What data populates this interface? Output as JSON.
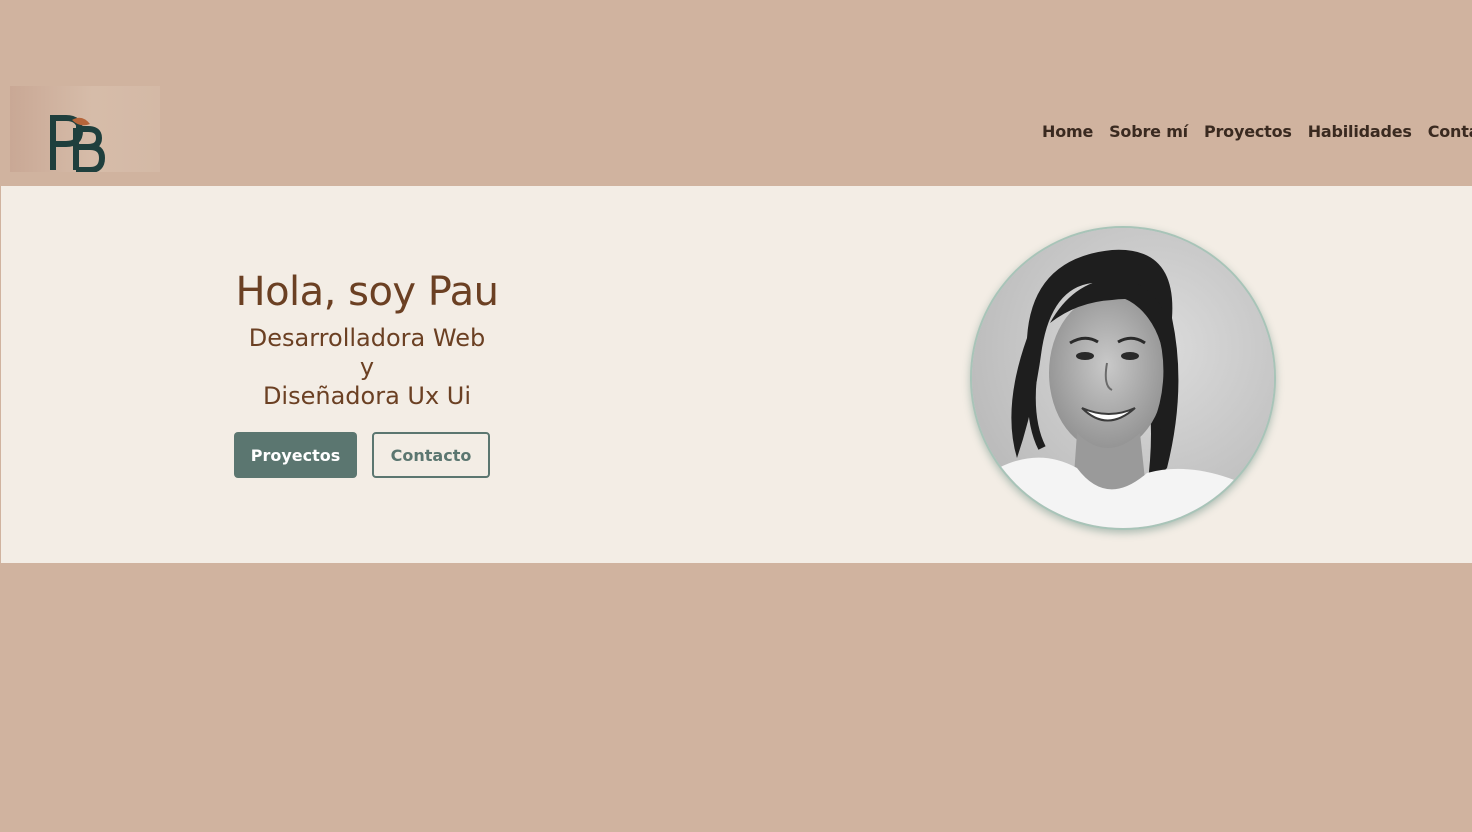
{
  "logo": {
    "text": "PB"
  },
  "nav": {
    "items": [
      {
        "label": "Home"
      },
      {
        "label": "Sobre mí"
      },
      {
        "label": "Proyectos"
      },
      {
        "label": "Habilidades"
      },
      {
        "label": "Contacto"
      }
    ]
  },
  "hero": {
    "title": "Hola, soy Pau",
    "subtitle_line1": "Desarrolladora Web",
    "subtitle_line2": "y",
    "subtitle_line3": "Diseñadora Ux Ui",
    "primary_button": "Proyectos",
    "secondary_button": "Contacto"
  },
  "colors": {
    "background": "#d0b39f",
    "hero_background": "#f3ede5",
    "text_brown": "#6b4023",
    "accent_green": "#5b7670",
    "nav_text": "#3a2a20"
  }
}
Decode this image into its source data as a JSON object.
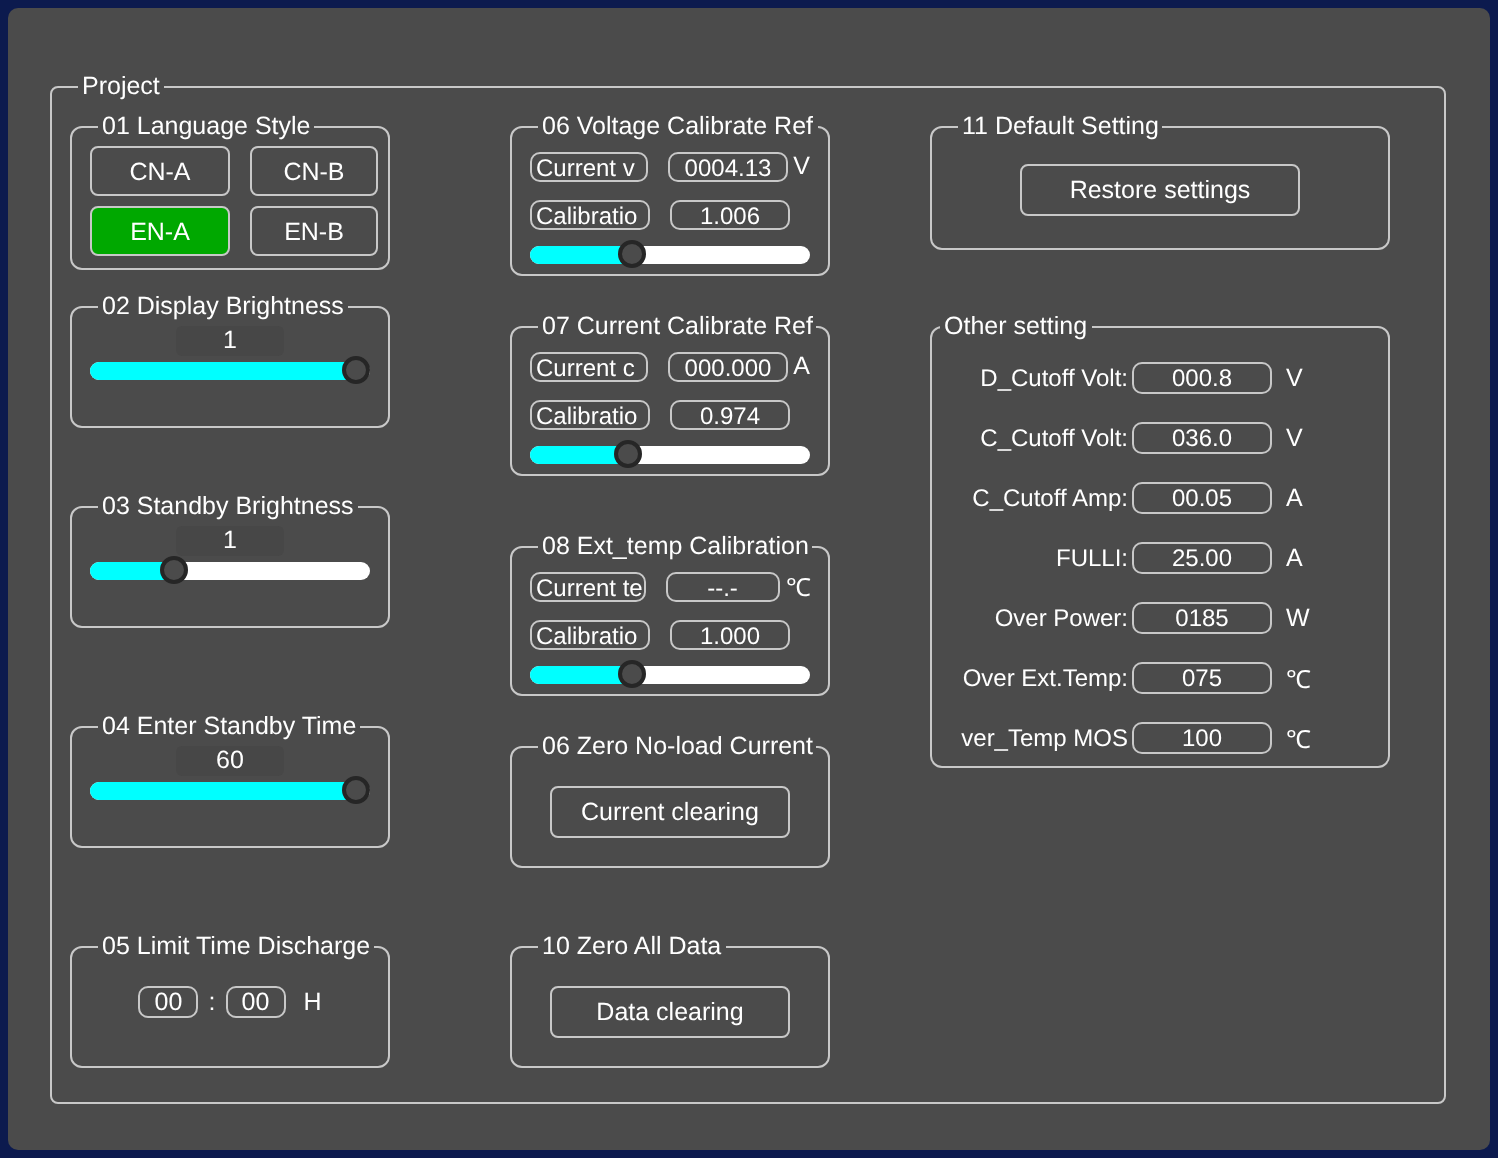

**Requirements**
Give back the whole listing as it stands, minus its pictures.

**Result for this exercise**
What data populates this interface? Output as JSON.
{
  "logo": {
    "text": "PB"
  },
  "nav": {
    "items": [
      {
        "label": "Home"
      },
      {
        "label": "Sobre mí"
      },
      {
        "label": "Proyectos"
      },
      {
        "label": "Habilidades"
      },
      {
        "label": "Contacto"
      }
    ]
  },
  "hero": {
    "title": "Hola, soy Pau",
    "subtitle_line1": "Desarrolladora Web",
    "subtitle_line2": "y",
    "subtitle_line3": "Diseñadora Ux Ui",
    "primary_button": "Proyectos",
    "secondary_button": "Contacto"
  },
  "colors": {
    "background": "#d0b39f",
    "hero_background": "#f3ede5",
    "text_brown": "#6b4023",
    "accent_green": "#5b7670",
    "nav_text": "#3a2a20"
  }
}
Decode this image into its source data as a JSON object.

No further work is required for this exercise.